● **Directions for this task**
Make an exact copy of all the entries, with the pictures left out.

● **Supplied data**
^^^^^^^^^^^^^^^^

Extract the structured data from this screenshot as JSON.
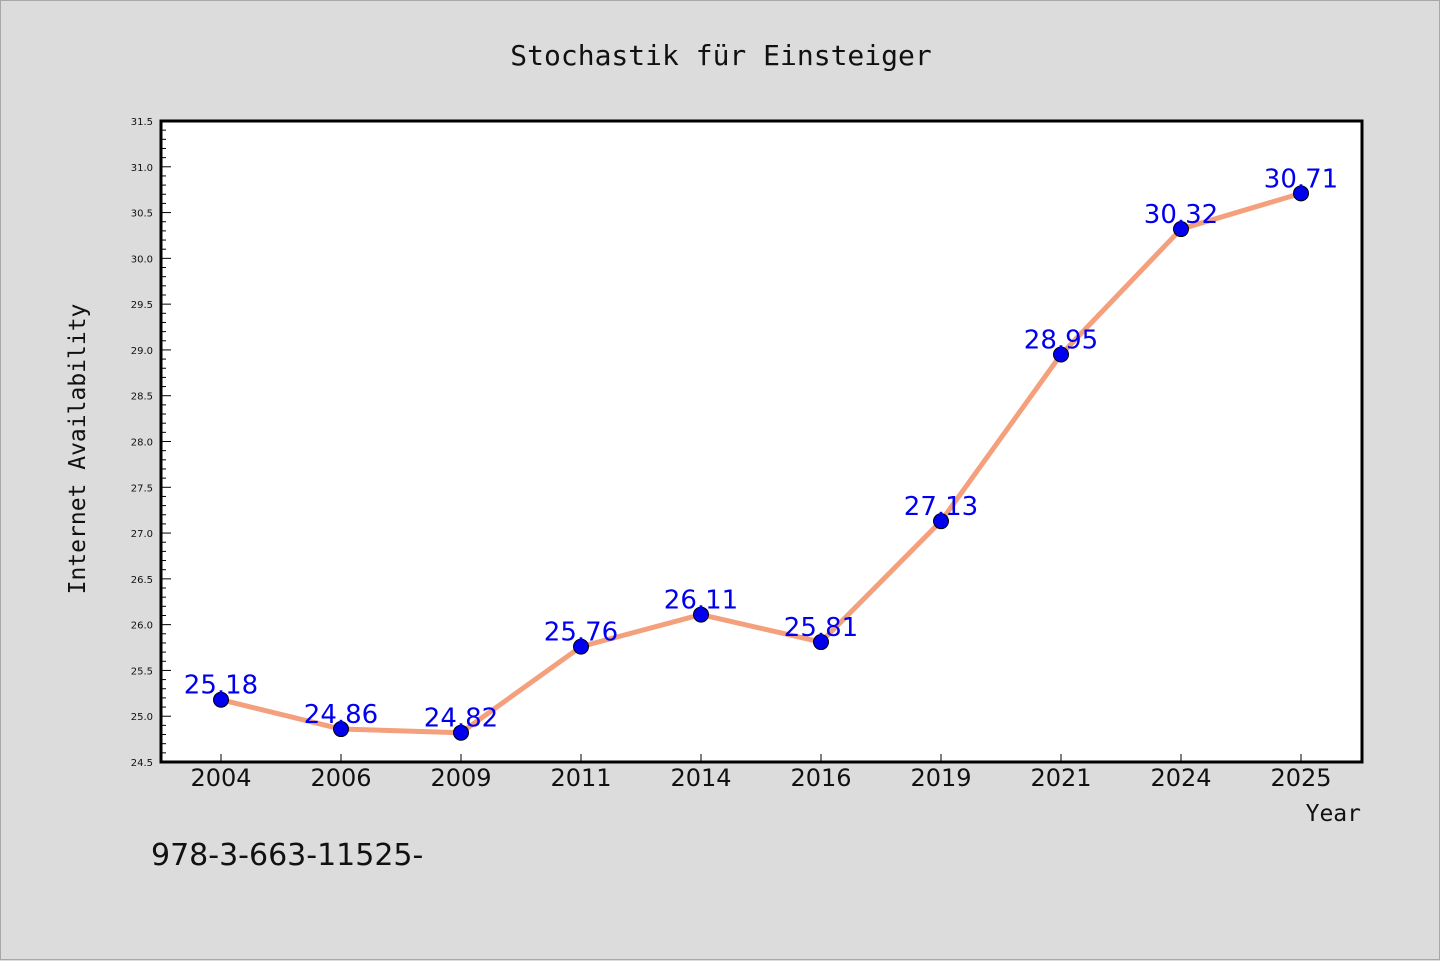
{
  "chart_data": {
    "type": "line",
    "title": "Stochastik für Einsteiger",
    "xlabel": "Year",
    "ylabel": "Internet Availability",
    "categories": [
      "2004",
      "2006",
      "2009",
      "2011",
      "2014",
      "2016",
      "2019",
      "2021",
      "2024",
      "2025"
    ],
    "series": [
      {
        "values": [
          25.18,
          24.86,
          24.82,
          25.76,
          26.11,
          25.81,
          27.13,
          28.95,
          30.32,
          30.71
        ],
        "labels": [
          "25.18",
          "24.86",
          "24.82",
          "25.76",
          "26.11",
          "25.81",
          "27.13",
          "28.95",
          "30.32",
          "30.71"
        ],
        "line_color": "#f4a07c",
        "marker_color": "#0000ee",
        "label_color": "#0000ee"
      }
    ],
    "ylim": [
      24.5,
      31.5
    ],
    "yticks": [
      "24.5",
      "25.0",
      "25.5",
      "26.0",
      "26.5",
      "27.0",
      "27.5",
      "28.0",
      "28.5",
      "29.0",
      "29.5",
      "30.0",
      "30.5",
      "31.0",
      "31.5"
    ],
    "grid": false,
    "legend": "none"
  },
  "footer": {
    "text": "978-3-663-11525-"
  },
  "colors": {
    "background": "#dcdcdc",
    "plot_background": "#ffffff",
    "frame": "#000000"
  }
}
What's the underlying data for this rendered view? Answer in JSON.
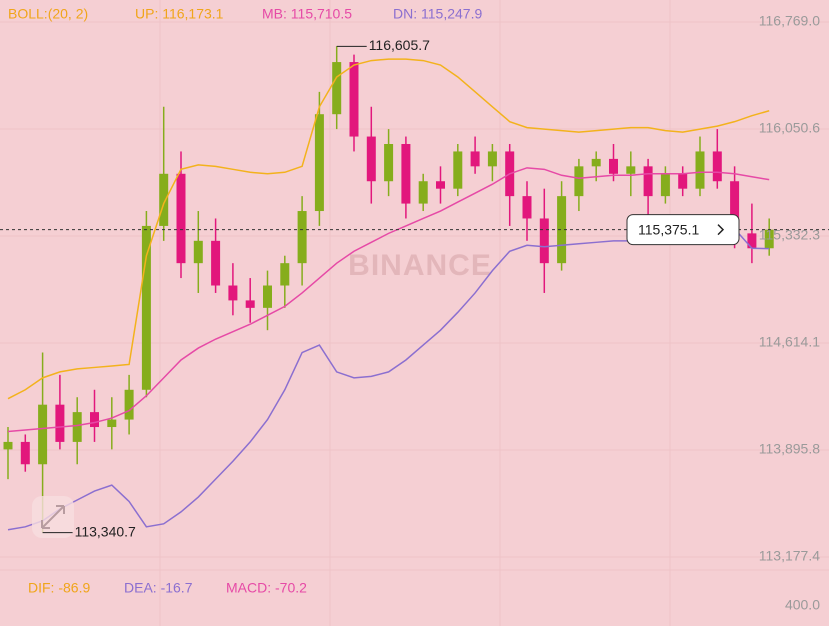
{
  "chart_data": {
    "type": "candlestick",
    "indicator_header": {
      "name": "BOLL:(20, 2)",
      "up": "UP: 116,173.1",
      "mb": "MB: 115,710.5",
      "dn": "DN: 115,247.9"
    },
    "watermark": "BINANCE",
    "ylim": [
      113177.4,
      116769.0
    ],
    "yticks": [
      {
        "value": 116769.0,
        "label": "116,769.0"
      },
      {
        "value": 116050.6,
        "label": "116,050.6"
      },
      {
        "value": 115332.3,
        "label": "115,332.3"
      },
      {
        "value": 114614.1,
        "label": "114,614.1"
      },
      {
        "value": 113895.8,
        "label": "113,895.8"
      },
      {
        "value": 113177.4,
        "label": "113,177.4"
      }
    ],
    "up_color": "#86ad1c",
    "down_color": "#e2177c",
    "candles": [
      [
        113900,
        114050,
        113700,
        113950
      ],
      [
        113950,
        114000,
        113750,
        113800
      ],
      [
        113800,
        114550,
        113340.7,
        114200
      ],
      [
        114200,
        114400,
        113900,
        113950
      ],
      [
        113950,
        114250,
        113800,
        114150
      ],
      [
        114150,
        114300,
        113950,
        114050
      ],
      [
        114050,
        114250,
        113900,
        114100
      ],
      [
        114100,
        114400,
        114000,
        114300
      ],
      [
        114300,
        115500,
        114250,
        115400
      ],
      [
        115400,
        116200,
        115300,
        115750
      ],
      [
        115750,
        115900,
        115050,
        115150
      ],
      [
        115150,
        115500,
        114950,
        115300
      ],
      [
        115300,
        115450,
        114950,
        115000
      ],
      [
        115000,
        115150,
        114800,
        114900
      ],
      [
        114900,
        115050,
        114750,
        114850
      ],
      [
        114850,
        115100,
        114700,
        115000
      ],
      [
        115000,
        115200,
        114850,
        115150
      ],
      [
        115150,
        115600,
        115000,
        115500
      ],
      [
        115500,
        116300,
        115400,
        116150
      ],
      [
        116150,
        116605.7,
        116050,
        116500
      ],
      [
        116500,
        116550,
        115900,
        116000
      ],
      [
        116000,
        116200,
        115550,
        115700
      ],
      [
        115700,
        116050,
        115600,
        115950
      ],
      [
        115950,
        116000,
        115450,
        115550
      ],
      [
        115550,
        115750,
        115500,
        115700
      ],
      [
        115700,
        115800,
        115550,
        115650
      ],
      [
        115650,
        115950,
        115600,
        115900
      ],
      [
        115900,
        116000,
        115750,
        115800
      ],
      [
        115800,
        115950,
        115700,
        115900
      ],
      [
        115900,
        115950,
        115400,
        115600
      ],
      [
        115600,
        115700,
        115300,
        115450
      ],
      [
        115450,
        115650,
        114950,
        115150
      ],
      [
        115150,
        115700,
        115100,
        115600
      ],
      [
        115600,
        115850,
        115500,
        115800
      ],
      [
        115800,
        115900,
        115700,
        115850
      ],
      [
        115850,
        115950,
        115700,
        115750
      ],
      [
        115750,
        115900,
        115600,
        115800
      ],
      [
        115800,
        115850,
        115450,
        115600
      ],
      [
        115600,
        115800,
        115550,
        115750
      ],
      [
        115750,
        115800,
        115600,
        115650
      ],
      [
        115650,
        116000,
        115600,
        115900
      ],
      [
        115900,
        116050,
        115650,
        115700
      ],
      [
        115700,
        115800,
        115250,
        115350
      ],
      [
        115350,
        115550,
        115150,
        115250
      ],
      [
        115250,
        115450,
        115200,
        115375.1
      ]
    ],
    "series": [
      {
        "name": "UP",
        "color": "#f3b21c",
        "values": [
          114240,
          114300,
          114380,
          114420,
          114440,
          114450,
          114460,
          114470,
          115200,
          115550,
          115780,
          115810,
          115800,
          115780,
          115760,
          115750,
          115760,
          115800,
          116200,
          116400,
          116480,
          116510,
          116520,
          116520,
          116510,
          116480,
          116400,
          116300,
          116200,
          116100,
          116060,
          116050,
          116040,
          116030,
          116040,
          116050,
          116060,
          116060,
          116040,
          116030,
          116050,
          116070,
          116100,
          116140,
          116173.1
        ]
      },
      {
        "name": "MB",
        "color": "#e64aa6",
        "values": [
          114020,
          114030,
          114040,
          114050,
          114060,
          114080,
          114110,
          114160,
          114260,
          114380,
          114500,
          114580,
          114640,
          114690,
          114740,
          114800,
          114860,
          114950,
          115050,
          115150,
          115230,
          115290,
          115350,
          115400,
          115450,
          115500,
          115560,
          115620,
          115680,
          115750,
          115790,
          115780,
          115740,
          115720,
          115730,
          115740,
          115740,
          115750,
          115750,
          115750,
          115760,
          115760,
          115750,
          115730,
          115710.5
        ]
      },
      {
        "name": "DN",
        "color": "#8b6fd0",
        "values": [
          113360,
          113380,
          113420,
          113500,
          113560,
          113620,
          113660,
          113550,
          113380,
          113400,
          113480,
          113580,
          113700,
          113820,
          113950,
          114100,
          114300,
          114550,
          114600,
          114420,
          114380,
          114390,
          114420,
          114500,
          114600,
          114700,
          114820,
          114950,
          115100,
          115230,
          115270,
          115260,
          115270,
          115280,
          115290,
          115300,
          115300,
          115310,
          115310,
          115320,
          115330,
          115340,
          115380,
          115250,
          115247.9
        ]
      }
    ],
    "annotations": {
      "high": {
        "value": 116605.7,
        "label": "116,605.7",
        "index": 19
      },
      "low": {
        "value": 113340.7,
        "label": "113,340.7",
        "index": 2
      },
      "current": {
        "value": 115375.1,
        "label": "115,375.1"
      }
    },
    "macd_header": {
      "dif": "DIF: -86.9",
      "dea": "DEA: -16.7",
      "macd": "MACD: -70.2"
    },
    "macd_axis_label": "400.0"
  }
}
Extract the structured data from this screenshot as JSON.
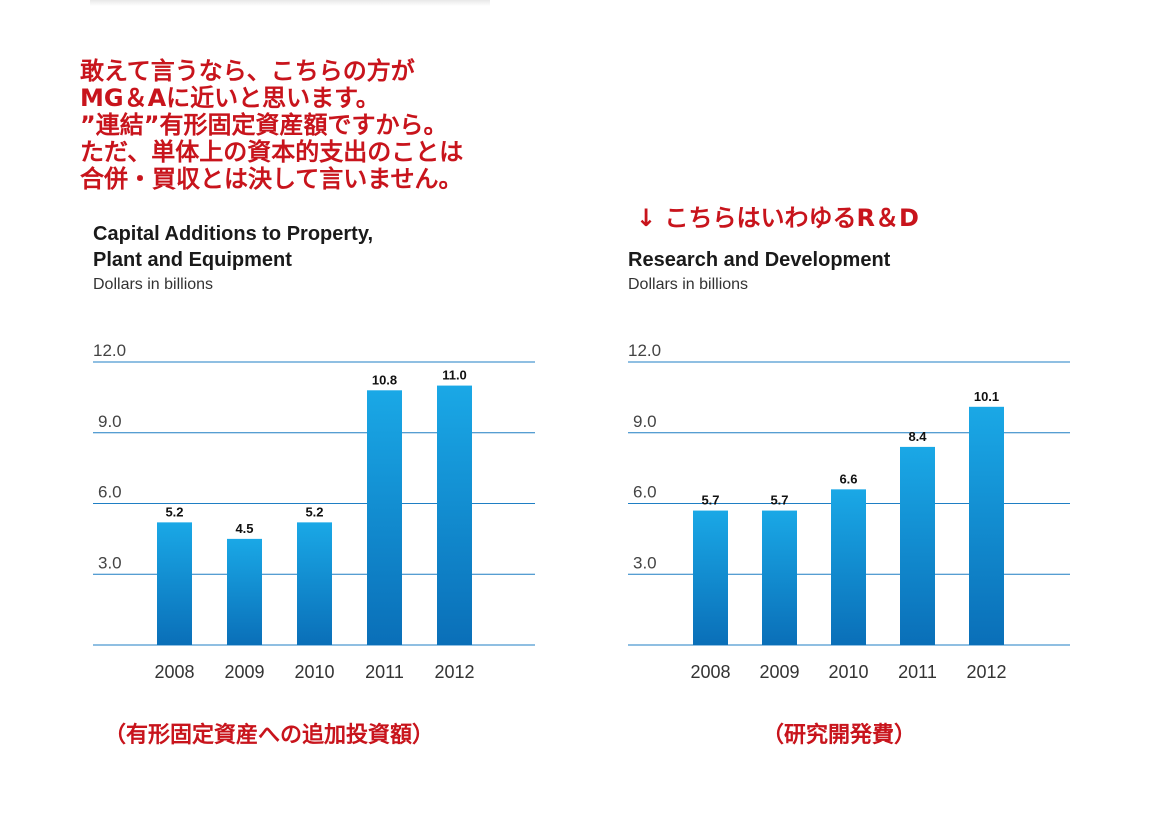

^^^^^^^^^^^^^^^^

● **Final result**
Extract the structured data from this screenshot as JSON.
{
  "chart_data": {
    "type": "line",
    "title": "Stochastik für Einsteiger",
    "xlabel": "Year",
    "ylabel": "Internet Availability",
    "categories": [
      "2004",
      "2006",
      "2009",
      "2011",
      "2014",
      "2016",
      "2019",
      "2021",
      "2024",
      "2025"
    ],
    "series": [
      {
        "values": [
          25.18,
          24.86,
          24.82,
          25.76,
          26.11,
          25.81,
          27.13,
          28.95,
          30.32,
          30.71
        ],
        "labels": [
          "25.18",
          "24.86",
          "24.82",
          "25.76",
          "26.11",
          "25.81",
          "27.13",
          "28.95",
          "30.32",
          "30.71"
        ],
        "line_color": "#f4a07c",
        "marker_color": "#0000ee",
        "label_color": "#0000ee"
      }
    ],
    "ylim": [
      24.5,
      31.5
    ],
    "yticks": [
      "24.5",
      "25.0",
      "25.5",
      "26.0",
      "26.5",
      "27.0",
      "27.5",
      "28.0",
      "28.5",
      "29.0",
      "29.5",
      "30.0",
      "30.5",
      "31.0",
      "31.5"
    ],
    "grid": false,
    "legend": "none"
  },
  "footer": {
    "text": "978-3-663-11525-"
  },
  "colors": {
    "background": "#dcdcdc",
    "plot_background": "#ffffff",
    "frame": "#000000"
  }
}
What's the underlying data for this rendered view? Answer in JSON.
{
  "chart_data": {
    "type": "candlestick",
    "indicator_header": {
      "name": "BOLL:(20, 2)",
      "up": "UP: 116,173.1",
      "mb": "MB: 115,710.5",
      "dn": "DN: 115,247.9"
    },
    "watermark": "BINANCE",
    "ylim": [
      113177.4,
      116769.0
    ],
    "yticks": [
      {
        "value": 116769.0,
        "label": "116,769.0"
      },
      {
        "value": 116050.6,
        "label": "116,050.6"
      },
      {
        "value": 115332.3,
        "label": "115,332.3"
      },
      {
        "value": 114614.1,
        "label": "114,614.1"
      },
      {
        "value": 113895.8,
        "label": "113,895.8"
      },
      {
        "value": 113177.4,
        "label": "113,177.4"
      }
    ],
    "up_color": "#86ad1c",
    "down_color": "#e2177c",
    "candles": [
      [
        113900,
        114050,
        113700,
        113950
      ],
      [
        113950,
        114000,
        113750,
        113800
      ],
      [
        113800,
        114550,
        113340.7,
        114200
      ],
      [
        114200,
        114400,
        113900,
        113950
      ],
      [
        113950,
        114250,
        113800,
        114150
      ],
      [
        114150,
        114300,
        113950,
        114050
      ],
      [
        114050,
        114250,
        113900,
        114100
      ],
      [
        114100,
        114400,
        114000,
        114300
      ],
      [
        114300,
        115500,
        114250,
        115400
      ],
      [
        115400,
        116200,
        115300,
        115750
      ],
      [
        115750,
        115900,
        115050,
        115150
      ],
      [
        115150,
        115500,
        114950,
        115300
      ],
      [
        115300,
        115450,
        114950,
        115000
      ],
      [
        115000,
        115150,
        114800,
        114900
      ],
      [
        114900,
        115050,
        114750,
        114850
      ],
      [
        114850,
        115100,
        114700,
        115000
      ],
      [
        115000,
        115200,
        114850,
        115150
      ],
      [
        115150,
        115600,
        115000,
        115500
      ],
      [
        115500,
        116300,
        115400,
        116150
      ],
      [
        116150,
        116605.7,
        116050,
        116500
      ],
      [
        116500,
        116550,
        115900,
        116000
      ],
      [
        116000,
        116200,
        115550,
        115700
      ],
      [
        115700,
        116050,
        115600,
        115950
      ],
      [
        115950,
        116000,
        115450,
        115550
      ],
      [
        115550,
        115750,
        115500,
        115700
      ],
      [
        115700,
        115800,
        115550,
        115650
      ],
      [
        115650,
        115950,
        115600,
        115900
      ],
      [
        115900,
        116000,
        115750,
        115800
      ],
      [
        115800,
        115950,
        115700,
        115900
      ],
      [
        115900,
        115950,
        115400,
        115600
      ],
      [
        115600,
        115700,
        115300,
        115450
      ],
      [
        115450,
        115650,
        114950,
        115150
      ],
      [
        115150,
        115700,
        115100,
        115600
      ],
      [
        115600,
        115850,
        115500,
        115800
      ],
      [
        115800,
        115900,
        115700,
        115850
      ],
      [
        115850,
        115950,
        115700,
        115750
      ],
      [
        115750,
        115900,
        115600,
        115800
      ],
      [
        115800,
        115850,
        115450,
        115600
      ],
      [
        115600,
        115800,
        115550,
        115750
      ],
      [
        115750,
        115800,
        115600,
        115650
      ],
      [
        115650,
        116000,
        115600,
        115900
      ],
      [
        115900,
        116050,
        115650,
        115700
      ],
      [
        115700,
        115800,
        115250,
        115350
      ],
      [
        115350,
        115550,
        115150,
        115250
      ],
      [
        115250,
        115450,
        115200,
        115375.1
      ]
    ],
    "series": [
      {
        "name": "UP",
        "color": "#f3b21c",
        "values": [
          114240,
          114300,
          114380,
          114420,
          114440,
          114450,
          114460,
          114470,
          115200,
          115550,
          115780,
          115810,
          115800,
          115780,
          115760,
          115750,
          115760,
          115800,
          116200,
          116400,
          116480,
          116510,
          116520,
          116520,
          116510,
          116480,
          116400,
          116300,
          116200,
          116100,
          116060,
          116050,
          116040,
          116030,
          116040,
          116050,
          116060,
          116060,
          116040,
          116030,
          116050,
          116070,
          116100,
          116140,
          116173.1
        ]
      },
      {
        "name": "MB",
        "color": "#e64aa6",
        "values": [
          114020,
          114030,
          114040,
          114050,
          114060,
          114080,
          114110,
          114160,
          114260,
          114380,
          114500,
          114580,
          114640,
          114690,
          114740,
          114800,
          114860,
          114950,
          115050,
          115150,
          115230,
          115290,
          115350,
          115400,
          115450,
          115500,
          115560,
          115620,
          115680,
          115750,
          115790,
          115780,
          115740,
          115720,
          115730,
          115740,
          115740,
          115750,
          115750,
          115750,
          115760,
          115760,
          115750,
          115730,
          115710.5
        ]
      },
      {
        "name": "DN",
        "color": "#8b6fd0",
        "values": [
          113360,
          113380,
          113420,
          113500,
          113560,
          113620,
          113660,
          113550,
          113380,
          113400,
          113480,
          113580,
          113700,
          113820,
          113950,
          114100,
          114300,
          114550,
          114600,
          114420,
          114380,
          114390,
          114420,
          114500,
          114600,
          114700,
          114820,
          114950,
          115100,
          115230,
          115270,
          115260,
          115270,
          115280,
          115290,
          115300,
          115300,
          115310,
          115310,
          115320,
          115330,
          115340,
          115380,
          115250,
          115247.9
        ]
      }
    ],
    "annotations": {
      "high": {
        "value": 116605.7,
        "label": "116,605.7",
        "index": 19
      },
      "low": {
        "value": 113340.7,
        "label": "113,340.7",
        "index": 2
      },
      "current": {
        "value": 115375.1,
        "label": "115,375.1"
      }
    },
    "macd_header": {
      "dif": "DIF: -86.9",
      "dea": "DEA: -16.7",
      "macd": "MACD: -70.2"
    },
    "macd_axis_label": "400.0"
  }
}
Extract the structured data from this screenshot as JSON.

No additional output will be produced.